◆ **INPUT ROWS**:
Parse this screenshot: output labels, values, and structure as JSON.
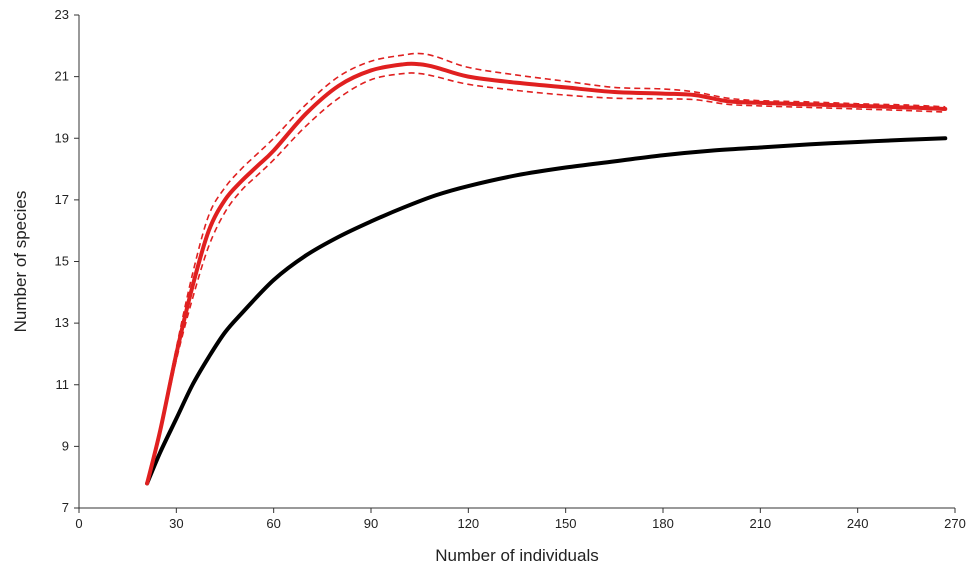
{
  "chart_data": {
    "type": "line",
    "title": "",
    "xlabel": "Number of individuals",
    "ylabel": "Number of species",
    "xlim": [
      0,
      270
    ],
    "ylim": [
      7,
      23
    ],
    "x_ticks": [
      0,
      30,
      60,
      90,
      120,
      150,
      180,
      210,
      240,
      270
    ],
    "y_ticks": [
      7,
      9,
      11,
      13,
      15,
      17,
      19,
      21,
      23
    ],
    "grid": false,
    "legend": "none",
    "series": [
      {
        "color": "#000000",
        "style": "solid",
        "x": [
          21,
          25,
          30,
          35,
          40,
          45,
          50,
          60,
          70,
          80,
          90,
          100,
          110,
          120,
          135,
          150,
          165,
          180,
          195,
          210,
          225,
          240,
          255,
          267
        ],
        "y": [
          7.8,
          8.8,
          9.9,
          11.0,
          11.9,
          12.7,
          13.3,
          14.4,
          15.2,
          15.8,
          16.3,
          16.75,
          17.15,
          17.45,
          17.8,
          18.05,
          18.25,
          18.45,
          18.6,
          18.7,
          18.8,
          18.88,
          18.95,
          19.0
        ]
      },
      {
        "color": "#e02020",
        "style": "solid",
        "x": [
          21,
          25,
          30,
          35,
          40,
          45,
          50,
          55,
          60,
          70,
          80,
          90,
          100,
          105,
          110,
          120,
          135,
          150,
          165,
          180,
          190,
          200,
          210,
          225,
          240,
          255,
          267
        ],
        "y": [
          7.8,
          9.5,
          12.0,
          14.2,
          16.0,
          17.0,
          17.6,
          18.1,
          18.6,
          19.8,
          20.7,
          21.2,
          21.4,
          21.4,
          21.3,
          21.0,
          20.8,
          20.65,
          20.5,
          20.45,
          20.4,
          20.2,
          20.15,
          20.1,
          20.05,
          20.0,
          19.95
        ]
      },
      {
        "color": "#e02020",
        "style": "dashed",
        "x": [
          21,
          25,
          30,
          35,
          40,
          45,
          50,
          55,
          60,
          70,
          80,
          90,
          100,
          105,
          110,
          120,
          135,
          150,
          165,
          180,
          190,
          200,
          210,
          225,
          240,
          255,
          267
        ],
        "y": [
          7.8,
          9.6,
          12.2,
          14.6,
          16.5,
          17.4,
          18.0,
          18.5,
          19.0,
          20.1,
          21.0,
          21.5,
          21.7,
          21.75,
          21.65,
          21.3,
          21.05,
          20.85,
          20.65,
          20.6,
          20.5,
          20.3,
          20.22,
          20.18,
          20.12,
          20.08,
          20.02
        ]
      },
      {
        "color": "#e02020",
        "style": "dashed",
        "x": [
          21,
          25,
          30,
          35,
          40,
          45,
          50,
          55,
          60,
          70,
          80,
          90,
          100,
          105,
          110,
          120,
          135,
          150,
          165,
          180,
          190,
          200,
          210,
          225,
          240,
          255,
          267
        ],
        "y": [
          7.8,
          9.4,
          11.8,
          13.8,
          15.5,
          16.6,
          17.3,
          17.8,
          18.3,
          19.4,
          20.3,
          20.9,
          21.1,
          21.1,
          21.0,
          20.75,
          20.55,
          20.4,
          20.3,
          20.28,
          20.25,
          20.1,
          20.05,
          20.0,
          19.95,
          19.9,
          19.85
        ]
      }
    ]
  }
}
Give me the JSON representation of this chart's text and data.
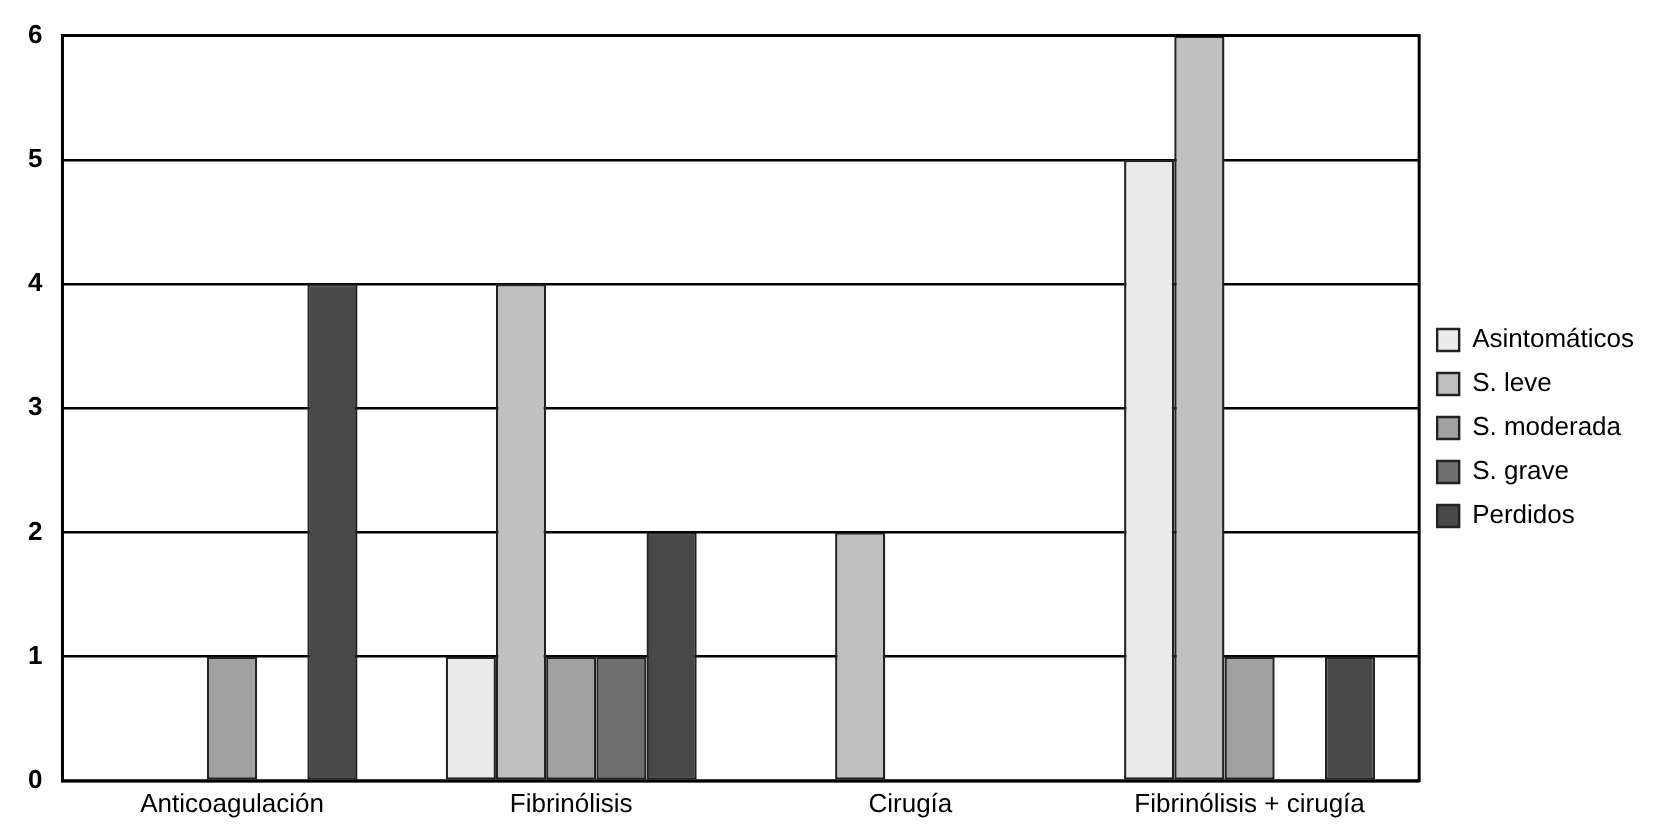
{
  "chart_data": {
    "type": "bar",
    "categories": [
      "Anticoagulación",
      "Fibrinólisis",
      "Cirugía",
      "Fibrinólisis + cirugía"
    ],
    "series": [
      {
        "name": "Asintomáticos",
        "color": "#ebebeb",
        "values": [
          0,
          1,
          0,
          5
        ]
      },
      {
        "name": "S. leve",
        "color": "#c0c0c0",
        "values": [
          0,
          4,
          2,
          6
        ]
      },
      {
        "name": "S. moderada",
        "color": "#a0a0a0",
        "values": [
          1,
          1,
          0,
          1
        ]
      },
      {
        "name": "S. grave",
        "color": "#707070",
        "values": [
          0,
          1,
          0,
          0
        ]
      },
      {
        "name": "Perdidos",
        "color": "#484848",
        "values": [
          4,
          2,
          0,
          1
        ]
      }
    ],
    "ylim": [
      0,
      6
    ],
    "yticks": [
      0,
      1,
      2,
      3,
      4,
      5,
      6
    ],
    "grid": "y",
    "legend": "right"
  }
}
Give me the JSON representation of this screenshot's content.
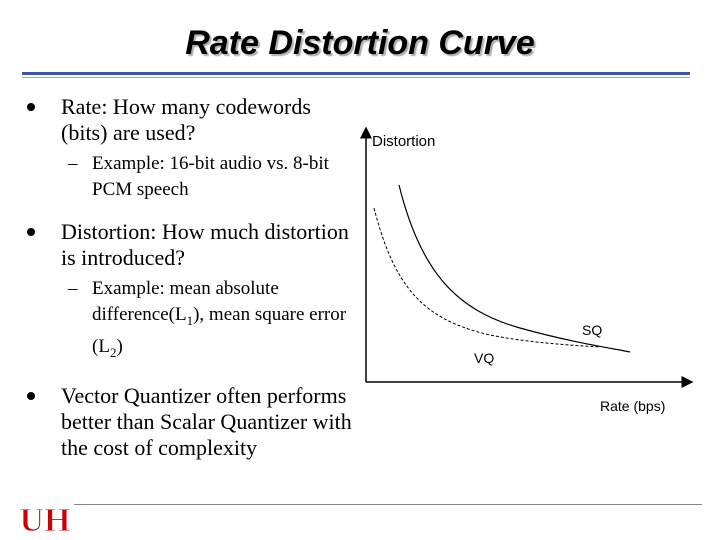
{
  "title": "Rate Distortion Curve",
  "bullets": [
    {
      "text": "Rate: How many codewords (bits) are used?",
      "sub": [
        "Example: 16-bit audio vs. 8-bit PCM speech"
      ]
    },
    {
      "text": "Distortion: How much distortion is introduced?",
      "sub": [
        "Example: mean absolute difference(L1), mean square error (L2)"
      ]
    },
    {
      "text": "Vector Quantizer often performs better than Scalar Quantizer with the cost of complexity",
      "sub": []
    }
  ],
  "sub_dash": "–",
  "diagram": {
    "y_label": "Distortion",
    "x_label": "Rate (bps)",
    "sq_label": "SQ",
    "vq_label": "VQ"
  },
  "logo": {
    "letters": "UH",
    "color": "#cc0000"
  }
}
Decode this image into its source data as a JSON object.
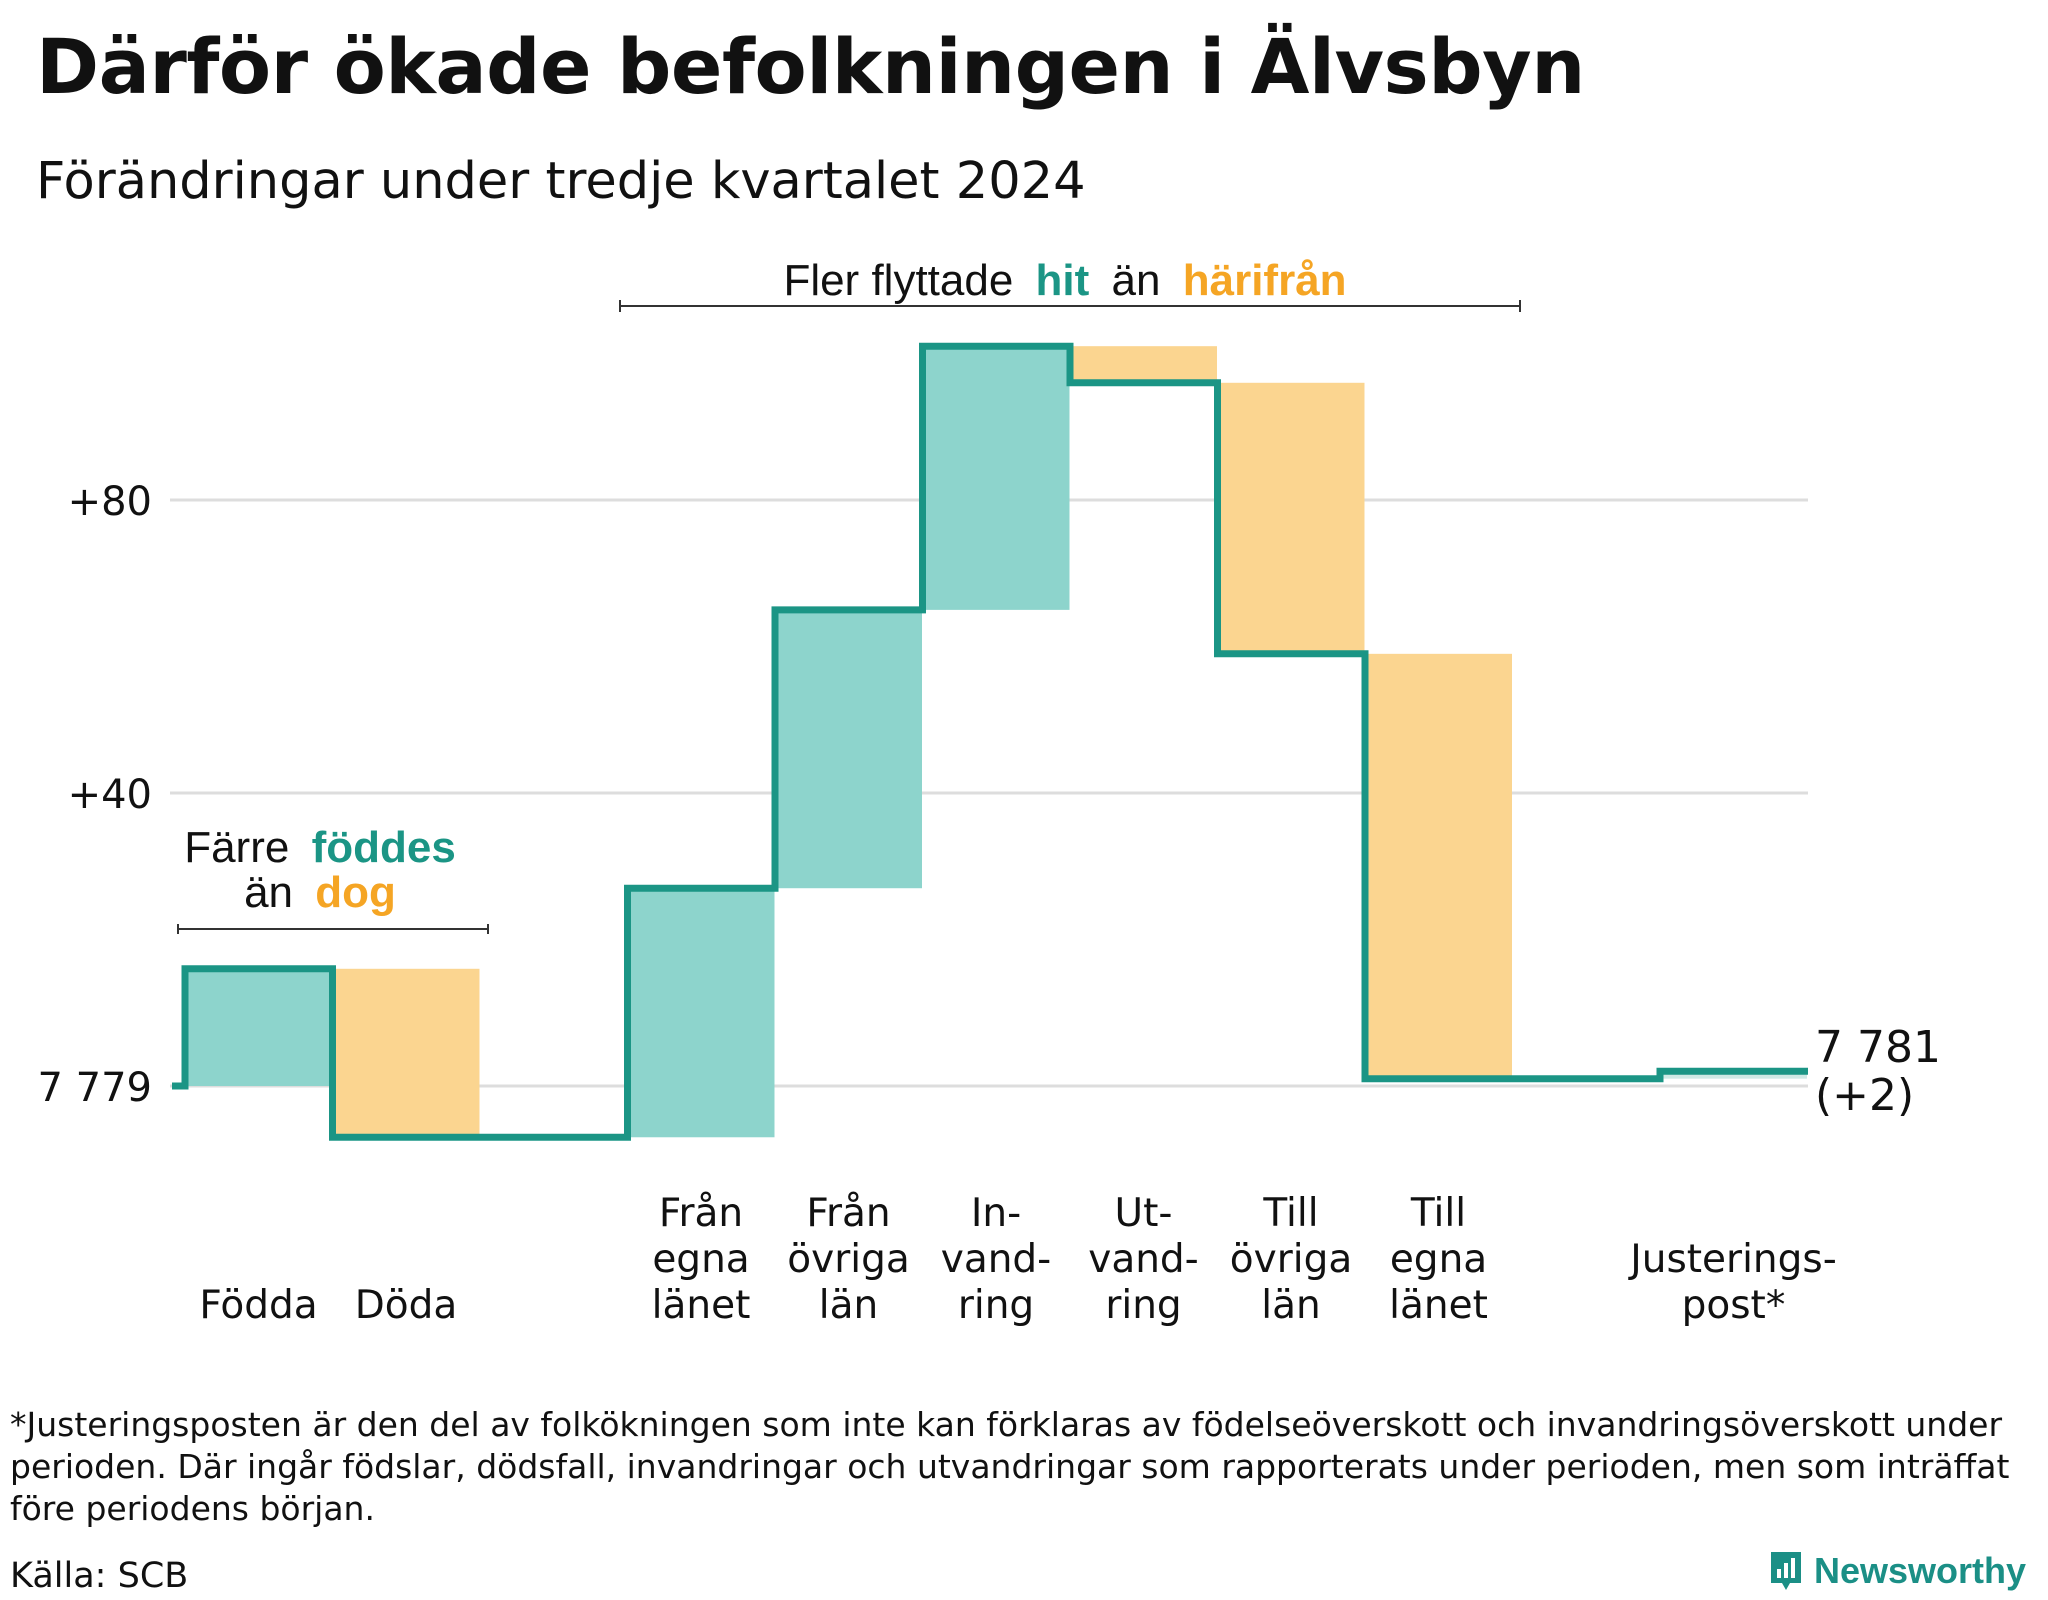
{
  "title": "Därför ökade befolkningen i Älvsbyn",
  "subtitle": "Förändringar under tredje kvartalet 2024",
  "colors": {
    "increase": "#8dd4cc",
    "decrease": "#fbd590",
    "line": "#1b9585",
    "grid": "#dddddd",
    "accent_teal": "#1b9585",
    "accent_orange": "#f5a524"
  },
  "annotations": {
    "births": {
      "pre": "Färre",
      "teal": "föddes",
      "mid": "än",
      "orange": "dog"
    },
    "moves": {
      "pre": "Fler flyttade",
      "teal": "hit",
      "mid": "än",
      "orange": "härifrån"
    }
  },
  "chart_data": {
    "type": "waterfall",
    "title": "Därför ökade befolkningen i Älvsbyn",
    "subtitle": "Förändringar under tredje kvartalet 2024",
    "base_value": 7779,
    "y_ticks": [
      {
        "value": 0,
        "label": "7 779"
      },
      {
        "value": 40,
        "label": "+40"
      },
      {
        "value": 80,
        "label": "+80"
      }
    ],
    "ylim": [
      -10,
      115
    ],
    "categories": [
      "Födda",
      "Döda",
      "Från egna länet",
      "Från övriga län",
      "Invandring",
      "Utvandring",
      "Till övriga län",
      "Till egna länet",
      "Justeringspost*"
    ],
    "category_labels": [
      [
        "Födda"
      ],
      [
        "Döda"
      ],
      [
        "Från",
        "egna",
        "länet"
      ],
      [
        "Från",
        "övriga",
        "län"
      ],
      [
        "In-",
        "vand-",
        "ring"
      ],
      [
        "Ut-",
        "vand-",
        "ring"
      ],
      [
        "Till",
        "övriga",
        "län"
      ],
      [
        "Till",
        "egna",
        "länet"
      ],
      [
        "Justerings-",
        "post*"
      ]
    ],
    "values": [
      16,
      -23,
      34,
      38,
      36,
      -5,
      -37,
      -58,
      1
    ],
    "end_label": "7 781",
    "end_change": "(+2)",
    "grid": true
  },
  "footnote": "*Justeringsposten är den del av folkökningen som inte kan förklaras av födelseöverskott och invandringsöverskott under perioden. Där ingår födslar, dödsfall, invandringar och utvandringar som rapporterats under perioden, men som inträffat före periodens början.",
  "source": "Källa: SCB",
  "brand": "Newsworthy"
}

◆ **REQUEST**: From the entries above, copy every line containing the word "Älvsbyn".

◆ **FINAL RESULT**:
  "title": "Därför ökade befolkningen i Älvsbyn",
    "title": "Därför ökade befolkningen i Älvsbyn",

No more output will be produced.